──────── Dataset records ────────

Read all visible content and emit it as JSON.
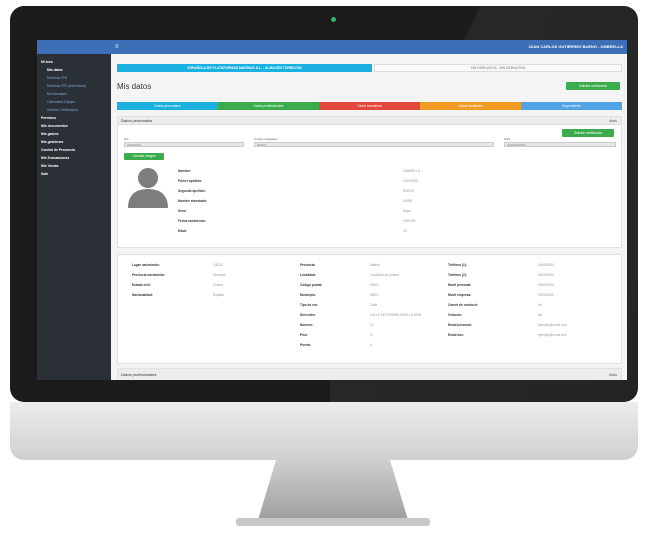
{
  "header": {
    "user": "JUAN CARLOS GUTIÉRREZ BUENO - UMBRELLA"
  },
  "sidebar": {
    "items": [
      {
        "label": "Mi área",
        "type": "head"
      },
      {
        "label": "Mis datos",
        "type": "active"
      },
      {
        "label": "Nóminas IRS",
        "type": "sub"
      },
      {
        "label": "Nóminas IRS (Administra)",
        "type": "sub"
      },
      {
        "label": "Mi calendario",
        "type": "sub"
      },
      {
        "label": "Calendario Equipo",
        "type": "sub"
      },
      {
        "label": "Solicitar Certificados",
        "type": "sub"
      },
      {
        "label": "Permisos",
        "type": "head"
      },
      {
        "label": "Mis documentos",
        "type": "head"
      },
      {
        "label": "Mis gastos",
        "type": "head"
      },
      {
        "label": "Mis gestiones",
        "type": "head"
      },
      {
        "label": "Control de Presencia",
        "type": "head"
      },
      {
        "label": "Mis Evaluaciones",
        "type": "head"
      },
      {
        "label": "Mis Ventas",
        "type": "head"
      },
      {
        "label": "Salir",
        "type": "head"
      }
    ]
  },
  "main": {
    "company": "ESPAÑOLA DE PLATAFORMAS MARINAS S.L. - ALMACÉN TORREJÓN",
    "company_alt": "SIN DERIVATIVA - SIN DERIVATIVA",
    "title": "Mis datos",
    "cert_button": "Solicitar certificados",
    "tabs": [
      {
        "label": "Datos personales",
        "color": "#1ab0e0"
      },
      {
        "label": "Datos profesionales",
        "color": "#3aac4e"
      },
      {
        "label": "Datos bancarios",
        "color": "#e4473b"
      },
      {
        "label": "Datos familiares",
        "color": "#f39c24"
      },
      {
        "label": "Seguimiento",
        "color": "#4fa3e6"
      }
    ],
    "panel1": {
      "title": "Datos personales",
      "back": "Atrás",
      "cert_button": "Solicitar certificados",
      "nif_label": "NIF",
      "nif_value": "00000000Z",
      "code_label": "Código trabajador",
      "code_value": "000000",
      "ss_label": "NSS",
      "ss_value": "000000000000",
      "change_image": "Cambiar imagen",
      "fields": [
        {
          "k": "Nombre:",
          "v": "UMBRELLA"
        },
        {
          "k": "Primer apellido:",
          "v": "CASTAÑO"
        },
        {
          "k": "Segundo apellido:",
          "v": "BUENO"
        },
        {
          "k": "Nombre abreviado:",
          "v": "UMBR"
        },
        {
          "k": "Sexo:",
          "v": "Mujer"
        },
        {
          "k": "Fecha nacimiento:",
          "v": "00/00/00"
        },
        {
          "k": "Edad:",
          "v": "43"
        }
      ]
    },
    "details": {
      "col1": [
        {
          "k": "Lugar nacimiento:",
          "v": "CÁDIZ"
        },
        {
          "k": "Provincia nacimiento:",
          "v": "Granada"
        },
        {
          "k": "Estado civil:",
          "v": "Soltera"
        },
        {
          "k": "Nacionalidad:",
          "v": "España"
        }
      ],
      "col2": [
        {
          "k": "Provincia:",
          "v": "Madrid"
        },
        {
          "k": "Localidad:",
          "v": "Localidad de prueba"
        },
        {
          "k": "Código postal:",
          "v": "28001"
        },
        {
          "k": "Municipio:",
          "v": "28001"
        },
        {
          "k": "Tipo de vía:",
          "v": "Calle"
        },
        {
          "k": "Dirección:",
          "v": "CALLE DE PRUEBA PARA LA WEB"
        },
        {
          "k": "Número:",
          "v": "11"
        },
        {
          "k": "Piso:",
          "v": "11"
        },
        {
          "k": "Puerta:",
          "v": "A"
        }
      ],
      "col3": [
        {
          "k": "Teléfono (1):",
          "v": "000000000"
        },
        {
          "k": "Teléfono (2):",
          "v": "000000000"
        },
        {
          "k": "Movil personal:",
          "v": "000000000"
        },
        {
          "k": "Movil empresa:",
          "v": "000000000"
        },
        {
          "k": "Carnet de conducir:",
          "v": "No"
        },
        {
          "k": "Vehículo:",
          "v": "No"
        },
        {
          "k": "Email personal:",
          "v": "ejemplo@email.com"
        },
        {
          "k": "Email dsc:",
          "v": "ejemplo@email.com"
        }
      ]
    },
    "panel2": {
      "title": "Datos profesionales",
      "back": "Atrás"
    }
  }
}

────────

** Stated goal **
Give the number of lines in the listing above that contain "Provincia", and nothing else.

** Task response **
2